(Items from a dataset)
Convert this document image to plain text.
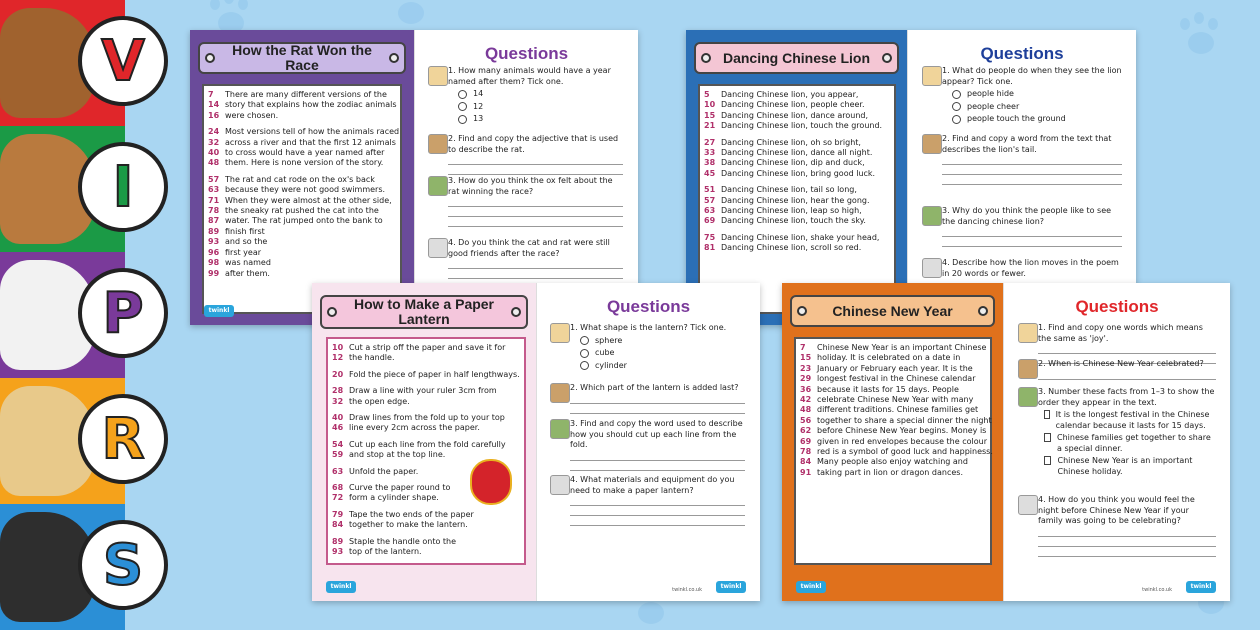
V
I
P
R
S
How the Rat Won the Race
7	There are many different versions of the
14 story that explains how the zodiac animals
16 were chosen.
24 Most versions tell of how the animals raced
32 across a river and that the first 12 animals
40 to cross would have a year named after
48 them. Here is none version of the story.
57 The rat and cat rode on the ox's back
63 because they were not good swimmers.
71 When they were almost at the other side,
78 the sneaky rat pushed the cat into the
87 water. The rat jumped onto the bank to
89 finish first
93 and so the
96 first year
98 was named
99 after them.
twinkl
Questions
1. How many animals would have a year named after them? Tick one.
14
12
13
2. Find and copy the adjective that is used to describe the rat.
3. How do you think the ox felt about the rat winning the race?
4. Do you think the cat and rat were still good friends after the race?
Dancing Chinese Lion
5	Dancing Chinese lion, you appear,
10 Dancing Chinese lion, people cheer.
15 Dancing Chinese lion, dance around,
21 Dancing Chinese lion, touch the ground.
27 Dancing Chinese lion, oh so bright,
33 Dancing Chinese lion, dance all night.
38 Dancing Chinese lion, dip and duck,
45 Dancing Chinese lion, bring good luck.
51 Dancing Chinese lion, tail so long,
57 Dancing Chinese lion, hear the gong.
63 Dancing Chinese lion, leap so high,
69 Dancing Chinese lion, touch the sky.
75 Dancing Chinese lion, shake your head,
81 Dancing Chinese lion, scroll so red.
Questions
1. What do people do when they see the lion appear? Tick one.
people hide
people cheer
people touch the ground
2. Find and copy a word from the text that describes the lion's tail.
3. Why do you think the people like to see the dancing chinese lion?
4. Describe how the lion moves in the poem in 20 words or fewer.
How to Make a Paper Lantern
10 Cut a strip off the paper and save it for
12 the handle.
20 Fold the piece of paper in half lengthways.
28 Draw a line with your ruler 3cm from
32 the open edge.
40 Draw lines from the fold up to your top
46 line every 2cm across the paper.
54 Cut up each line from the fold carefully
59 and stop at the top line.
63 Unfold the paper.
68 Curve the paper round to
72 form a cylinder shape.
79 Tape the two ends of the paper
84 together to make the lantern.
89 Staple the handle onto the
93 top of the lantern.
twinkl
Questions
1. What shape is the lantern? Tick one.
sphere
cube
cylinder
2. Which part of the lantern is added last?
3. Find and copy the word used to describe how you should cut up each line from the fold.
4. What materials and equipment do you need to make a paper lantern?
twinkl.co.uk	twinkl
Chinese New Year
7	Chinese New Year is an important Chinese
15 holiday. It is celebrated on a date in
23 January or February each year. It is the
29 longest festival in the Chinese calendar
36 because it lasts for 15 days. People
42 celebrate Chinese New Year with many
48 different traditions. Chinese families get
56 together to share a special dinner the night
62 before Chinese New Year begins. Money is
69 given in red envelopes because the colour
78 red is a symbol of good luck and happiness.
84 Many people also enjoy watching and
91 taking part in lion or dragon dances.
twinkl
Questions
1. Find and copy one words which means the same as 'joy'.
2. When is Chinese New Year celebrated?
3. Number these facts from 1–3 to show the order they appear in the text.
It is the longest festival in the Chinese calendar because it lasts for 15 days.
Chinese families get together to share a special dinner.
Chinese New Year is an important Chinese holiday.
4. How do you think you would feel the night before Chinese New Year if your family was going to be celebrating?
twinkl.co.uk	twinkl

**EXERCISE AIM**: Leave out the pictures and copy every record above exactly.

**EXERCISE OUTPUT**:
Convert this document image to plain text.
V
I
P
R
S
How the Rat Won the Race
7	There are many different versions of the
14 story that explains how the zodiac animals
16 were chosen.
24 Most versions tell of how the animals raced
32 across a river and that the first 12 animals
40 to cross would have a year named after
48 them. Here is none version of the story.
57 The rat and cat rode on the ox's back
63 because they were not good swimmers.
71 When they were almost at the other side,
78 the sneaky rat pushed the cat into the
87 water. The rat jumped onto the bank to
89 finish first
93 and so the
96 first year
98 was named
99 after them.
twinkl
Questions
1. How many animals would have a year named after them? Tick one.
14
12
13
2. Find and copy the adjective that is used to describe the rat.
3. How do you think the ox felt about the rat winning the race?
4. Do you think the cat and rat were still good friends after the race?
Dancing Chinese Lion
5	Dancing Chinese lion, you appear,
10 Dancing Chinese lion, people cheer.
15 Dancing Chinese lion, dance around,
21 Dancing Chinese lion, touch the ground.
27 Dancing Chinese lion, oh so bright,
33 Dancing Chinese lion, dance all night.
38 Dancing Chinese lion, dip and duck,
45 Dancing Chinese lion, bring good luck.
51 Dancing Chinese lion, tail so long,
57 Dancing Chinese lion, hear the gong.
63 Dancing Chinese lion, leap so high,
69 Dancing Chinese lion, touch the sky.
75 Dancing Chinese lion, shake your head,
81 Dancing Chinese lion, scroll so red.
Questions
1. What do people do when they see the lion appear? Tick one.
people hide
people cheer
people touch the ground
2. Find and copy a word from the text that describes the lion's tail.
3. Why do you think the people like to see the dancing chinese lion?
4. Describe how the lion moves in the poem in 20 words or fewer.
How to Make a Paper Lantern
10 Cut a strip off the paper and save it for
12 the handle.
20 Fold the piece of paper in half lengthways.
28 Draw a line with your ruler 3cm from
32 the open edge.
40 Draw lines from the fold up to your top
46 line every 2cm across the paper.
54 Cut up each line from the fold carefully
59 and stop at the top line.
63 Unfold the paper.
68 Curve the paper round to
72 form a cylinder shape.
79 Tape the two ends of the paper
84 together to make the lantern.
89 Staple the handle onto the
93 top of the lantern.
twinkl
Questions
1. What shape is the lantern? Tick one.
sphere
cube
cylinder
2. Which part of the lantern is added last?
3. Find and copy the word used to describe how you should cut up each line from the fold.
4. What materials and equipment do you need to make a paper lantern?
twinkl.co.uk	twinkl
Chinese New Year
7	Chinese New Year is an important Chinese
15 holiday. It is celebrated on a date in
23 January or February each year. It is the
29 longest festival in the Chinese calendar
36 because it lasts for 15 days. People
42 celebrate Chinese New Year with many
48 different traditions. Chinese families get
56 together to share a special dinner the night
62 before Chinese New Year begins. Money is
69 given in red envelopes because the colour
78 red is a symbol of good luck and happiness.
84 Many people also enjoy watching and
91 taking part in lion or dragon dances.
twinkl
Questions
1. Find and copy one words which means the same as 'joy'.
2. When is Chinese New Year celebrated?
3. Number these facts from 1–3 to show the order they appear in the text.
It is the longest festival in the Chinese calendar because it lasts for 15 days.
Chinese families get together to share a special dinner.
Chinese New Year is an important Chinese holiday.
4. How do you think you would feel the night before Chinese New Year if your family was going to be celebrating?
twinkl.co.uk	twinkl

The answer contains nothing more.